Extracted data entries
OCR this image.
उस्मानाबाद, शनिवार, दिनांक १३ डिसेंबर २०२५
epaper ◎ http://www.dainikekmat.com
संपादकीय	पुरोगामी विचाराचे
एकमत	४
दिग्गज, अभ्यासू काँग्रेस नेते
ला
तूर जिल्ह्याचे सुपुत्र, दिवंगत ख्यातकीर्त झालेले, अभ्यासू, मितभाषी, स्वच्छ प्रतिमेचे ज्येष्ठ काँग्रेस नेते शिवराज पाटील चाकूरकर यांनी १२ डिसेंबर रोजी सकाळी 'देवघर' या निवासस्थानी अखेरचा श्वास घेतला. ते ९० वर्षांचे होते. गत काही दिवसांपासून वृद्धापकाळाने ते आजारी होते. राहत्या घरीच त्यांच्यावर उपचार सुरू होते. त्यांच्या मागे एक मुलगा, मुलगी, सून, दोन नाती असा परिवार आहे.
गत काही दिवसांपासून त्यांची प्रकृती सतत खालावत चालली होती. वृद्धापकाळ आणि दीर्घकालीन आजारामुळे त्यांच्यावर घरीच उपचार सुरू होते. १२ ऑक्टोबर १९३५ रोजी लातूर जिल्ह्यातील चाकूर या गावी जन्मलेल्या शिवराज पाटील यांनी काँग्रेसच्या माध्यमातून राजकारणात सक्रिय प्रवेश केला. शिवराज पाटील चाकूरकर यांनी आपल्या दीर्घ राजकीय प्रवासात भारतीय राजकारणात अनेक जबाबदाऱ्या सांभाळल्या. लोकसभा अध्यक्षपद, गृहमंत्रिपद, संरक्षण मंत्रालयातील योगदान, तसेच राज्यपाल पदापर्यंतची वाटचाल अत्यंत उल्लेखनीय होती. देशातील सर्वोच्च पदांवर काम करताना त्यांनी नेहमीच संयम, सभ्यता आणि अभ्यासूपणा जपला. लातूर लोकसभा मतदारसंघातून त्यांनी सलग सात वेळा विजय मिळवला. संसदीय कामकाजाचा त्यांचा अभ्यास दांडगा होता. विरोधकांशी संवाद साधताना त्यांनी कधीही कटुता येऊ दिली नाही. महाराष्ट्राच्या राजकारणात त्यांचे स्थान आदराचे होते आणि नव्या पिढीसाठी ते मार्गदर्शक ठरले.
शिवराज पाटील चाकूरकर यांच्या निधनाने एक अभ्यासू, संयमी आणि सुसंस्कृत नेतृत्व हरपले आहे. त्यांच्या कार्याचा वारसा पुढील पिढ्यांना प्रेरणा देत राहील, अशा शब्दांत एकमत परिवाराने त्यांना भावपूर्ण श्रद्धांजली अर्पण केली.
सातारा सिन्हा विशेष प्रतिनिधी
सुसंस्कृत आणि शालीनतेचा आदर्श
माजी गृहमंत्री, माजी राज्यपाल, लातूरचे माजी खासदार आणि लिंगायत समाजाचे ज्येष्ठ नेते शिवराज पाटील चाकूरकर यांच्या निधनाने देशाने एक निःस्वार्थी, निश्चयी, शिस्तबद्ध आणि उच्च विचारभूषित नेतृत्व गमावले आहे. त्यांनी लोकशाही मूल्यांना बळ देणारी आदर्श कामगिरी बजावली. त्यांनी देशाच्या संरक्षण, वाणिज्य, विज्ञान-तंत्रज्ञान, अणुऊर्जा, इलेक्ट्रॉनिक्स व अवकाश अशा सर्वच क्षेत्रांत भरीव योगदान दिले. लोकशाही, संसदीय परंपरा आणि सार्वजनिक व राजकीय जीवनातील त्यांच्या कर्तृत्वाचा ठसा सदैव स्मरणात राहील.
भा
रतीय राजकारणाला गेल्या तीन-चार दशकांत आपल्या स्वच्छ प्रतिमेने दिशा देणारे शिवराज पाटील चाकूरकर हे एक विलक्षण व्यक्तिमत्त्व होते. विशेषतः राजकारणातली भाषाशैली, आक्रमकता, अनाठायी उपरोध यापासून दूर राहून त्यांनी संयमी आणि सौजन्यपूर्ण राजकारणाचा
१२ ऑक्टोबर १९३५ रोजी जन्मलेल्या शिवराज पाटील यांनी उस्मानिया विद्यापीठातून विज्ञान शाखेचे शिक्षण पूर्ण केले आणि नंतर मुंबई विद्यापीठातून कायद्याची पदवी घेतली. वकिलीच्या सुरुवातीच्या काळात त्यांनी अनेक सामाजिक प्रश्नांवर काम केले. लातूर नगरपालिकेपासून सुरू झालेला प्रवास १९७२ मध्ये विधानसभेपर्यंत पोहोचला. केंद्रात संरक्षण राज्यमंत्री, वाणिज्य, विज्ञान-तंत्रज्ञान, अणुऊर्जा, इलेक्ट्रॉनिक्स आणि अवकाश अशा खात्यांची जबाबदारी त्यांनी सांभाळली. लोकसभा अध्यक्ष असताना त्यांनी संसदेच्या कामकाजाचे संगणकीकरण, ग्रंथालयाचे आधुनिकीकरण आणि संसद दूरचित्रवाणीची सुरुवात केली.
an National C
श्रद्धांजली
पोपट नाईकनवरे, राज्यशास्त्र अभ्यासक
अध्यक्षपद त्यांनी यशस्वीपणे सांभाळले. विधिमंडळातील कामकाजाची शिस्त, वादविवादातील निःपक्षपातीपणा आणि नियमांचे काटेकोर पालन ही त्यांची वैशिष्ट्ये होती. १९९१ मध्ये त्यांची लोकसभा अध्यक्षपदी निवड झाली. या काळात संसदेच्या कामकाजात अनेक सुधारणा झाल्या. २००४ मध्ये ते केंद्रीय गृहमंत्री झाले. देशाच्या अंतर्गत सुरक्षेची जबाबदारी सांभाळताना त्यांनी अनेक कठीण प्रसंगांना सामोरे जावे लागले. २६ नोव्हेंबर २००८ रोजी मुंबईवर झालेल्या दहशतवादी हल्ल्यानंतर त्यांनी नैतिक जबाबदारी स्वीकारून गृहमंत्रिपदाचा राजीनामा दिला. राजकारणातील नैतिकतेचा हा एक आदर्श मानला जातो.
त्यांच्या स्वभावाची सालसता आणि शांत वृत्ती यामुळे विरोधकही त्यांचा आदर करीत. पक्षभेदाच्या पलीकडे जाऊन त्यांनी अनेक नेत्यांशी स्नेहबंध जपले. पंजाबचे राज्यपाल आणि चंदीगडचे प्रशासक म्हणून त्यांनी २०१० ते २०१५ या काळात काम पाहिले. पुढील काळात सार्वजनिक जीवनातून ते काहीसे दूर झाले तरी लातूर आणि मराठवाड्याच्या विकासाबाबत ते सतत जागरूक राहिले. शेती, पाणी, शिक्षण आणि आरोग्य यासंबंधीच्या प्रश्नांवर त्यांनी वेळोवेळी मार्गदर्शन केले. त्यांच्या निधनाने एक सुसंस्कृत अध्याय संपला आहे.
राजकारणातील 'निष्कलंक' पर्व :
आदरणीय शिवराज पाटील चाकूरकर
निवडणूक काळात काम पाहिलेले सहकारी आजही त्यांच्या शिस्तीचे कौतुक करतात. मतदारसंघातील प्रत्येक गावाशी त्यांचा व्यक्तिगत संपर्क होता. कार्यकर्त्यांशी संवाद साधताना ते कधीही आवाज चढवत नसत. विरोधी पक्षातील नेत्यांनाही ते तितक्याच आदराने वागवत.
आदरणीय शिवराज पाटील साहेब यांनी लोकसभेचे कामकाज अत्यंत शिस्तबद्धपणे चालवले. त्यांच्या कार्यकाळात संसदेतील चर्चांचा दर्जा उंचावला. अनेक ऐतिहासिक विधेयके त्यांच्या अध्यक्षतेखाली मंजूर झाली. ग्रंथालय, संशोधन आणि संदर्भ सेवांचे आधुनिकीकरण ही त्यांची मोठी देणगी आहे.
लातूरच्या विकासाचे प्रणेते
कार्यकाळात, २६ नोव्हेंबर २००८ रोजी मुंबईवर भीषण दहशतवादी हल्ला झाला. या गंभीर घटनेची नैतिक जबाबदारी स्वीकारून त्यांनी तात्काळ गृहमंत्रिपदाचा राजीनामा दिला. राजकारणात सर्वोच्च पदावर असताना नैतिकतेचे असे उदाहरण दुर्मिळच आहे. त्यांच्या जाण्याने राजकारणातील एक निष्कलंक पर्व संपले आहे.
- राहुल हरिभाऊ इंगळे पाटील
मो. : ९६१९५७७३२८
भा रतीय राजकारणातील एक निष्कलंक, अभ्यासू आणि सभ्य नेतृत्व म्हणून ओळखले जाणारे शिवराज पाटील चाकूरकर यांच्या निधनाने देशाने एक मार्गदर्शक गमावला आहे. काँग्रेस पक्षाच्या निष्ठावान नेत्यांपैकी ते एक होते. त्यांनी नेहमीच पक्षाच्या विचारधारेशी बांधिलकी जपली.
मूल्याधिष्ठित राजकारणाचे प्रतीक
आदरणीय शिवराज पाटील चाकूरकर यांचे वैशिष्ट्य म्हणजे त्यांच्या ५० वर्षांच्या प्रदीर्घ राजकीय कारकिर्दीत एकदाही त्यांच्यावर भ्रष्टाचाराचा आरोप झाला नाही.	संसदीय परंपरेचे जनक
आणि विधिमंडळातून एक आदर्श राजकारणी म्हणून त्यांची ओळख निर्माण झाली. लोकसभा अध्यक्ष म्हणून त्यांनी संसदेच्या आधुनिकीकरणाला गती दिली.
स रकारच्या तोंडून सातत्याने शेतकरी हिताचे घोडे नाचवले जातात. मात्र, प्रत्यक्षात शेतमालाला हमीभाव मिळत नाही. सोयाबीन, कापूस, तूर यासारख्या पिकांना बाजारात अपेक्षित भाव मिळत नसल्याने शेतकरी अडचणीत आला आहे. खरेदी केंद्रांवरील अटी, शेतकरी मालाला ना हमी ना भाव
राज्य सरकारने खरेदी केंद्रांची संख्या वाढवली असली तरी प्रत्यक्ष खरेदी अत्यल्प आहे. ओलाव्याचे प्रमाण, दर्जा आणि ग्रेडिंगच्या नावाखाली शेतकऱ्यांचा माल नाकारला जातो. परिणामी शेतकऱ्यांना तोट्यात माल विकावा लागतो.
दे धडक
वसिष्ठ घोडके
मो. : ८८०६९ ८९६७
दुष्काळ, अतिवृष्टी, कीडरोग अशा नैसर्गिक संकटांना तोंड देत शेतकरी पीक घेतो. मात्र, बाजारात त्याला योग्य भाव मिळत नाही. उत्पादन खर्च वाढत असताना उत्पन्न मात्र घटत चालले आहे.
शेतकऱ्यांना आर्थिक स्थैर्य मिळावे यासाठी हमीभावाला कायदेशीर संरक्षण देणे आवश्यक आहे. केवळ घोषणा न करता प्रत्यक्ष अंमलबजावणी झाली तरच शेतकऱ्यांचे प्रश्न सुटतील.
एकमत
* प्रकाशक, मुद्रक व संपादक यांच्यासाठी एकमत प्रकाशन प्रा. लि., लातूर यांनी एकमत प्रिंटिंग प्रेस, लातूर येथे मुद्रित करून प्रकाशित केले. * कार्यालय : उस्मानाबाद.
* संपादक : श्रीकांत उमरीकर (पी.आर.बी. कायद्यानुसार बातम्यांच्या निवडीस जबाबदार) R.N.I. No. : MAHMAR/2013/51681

:: STATED EXERCISE ::
From the data above, copy each line that holds "दहशतव".

:: THE COMPLETED TASK ::
अध्यक्षपद त्यांनी यशस्वीपणे सांभाळले. विधिमंडळातील कामकाजाची शिस्त, वादविवादातील निःपक्षपातीपणा आणि नियमांचे काटेकोर पालन ही त्यांची वैशिष्ट्ये होती. १९९१ मध्ये त्यांची लोकसभा अध्यक्षपदी निवड झाली. या काळात संसदेच्या कामकाजात अनेक सुधारणा झाल्या. २००४ मध्ये ते केंद्रीय गृहमंत्री झाले. देशाच्या अंतर्गत सुरक्षेची जबाबदारी सांभाळताना त्यांनी अनेक कठीण प्रसंगांना सामोरे जावे लागले. २६ नोव्हेंबर २००८ रोजी मुंबईवर झालेल्या दहशतवादी हल्ल्यानंतर त्यांनी नैतिक जबाबदारी स्वीकारून गृहमंत्रिपदाचा राजीनामा दिला. राजकारणातील नैतिकतेचा हा एक आदर्श मानला जातो.
कार्यकाळात, २६ नोव्हेंबर २००८ रोजी मुंबईवर भीषण दहशतवादी हल्ला झाला. या गंभीर घटनेची नैतिक जबाबदारी स्वीकारून त्यांनी तात्काळ गृहमंत्रिपदाचा राजीनामा दिला. राजकारणात सर्वोच्च पदावर असताना नैतिकतेचे असे उदाहरण दुर्मिळच आहे. त्यांच्या जाण्याने राजकारणातील एक निष्कलंक पर्व संपले आहे.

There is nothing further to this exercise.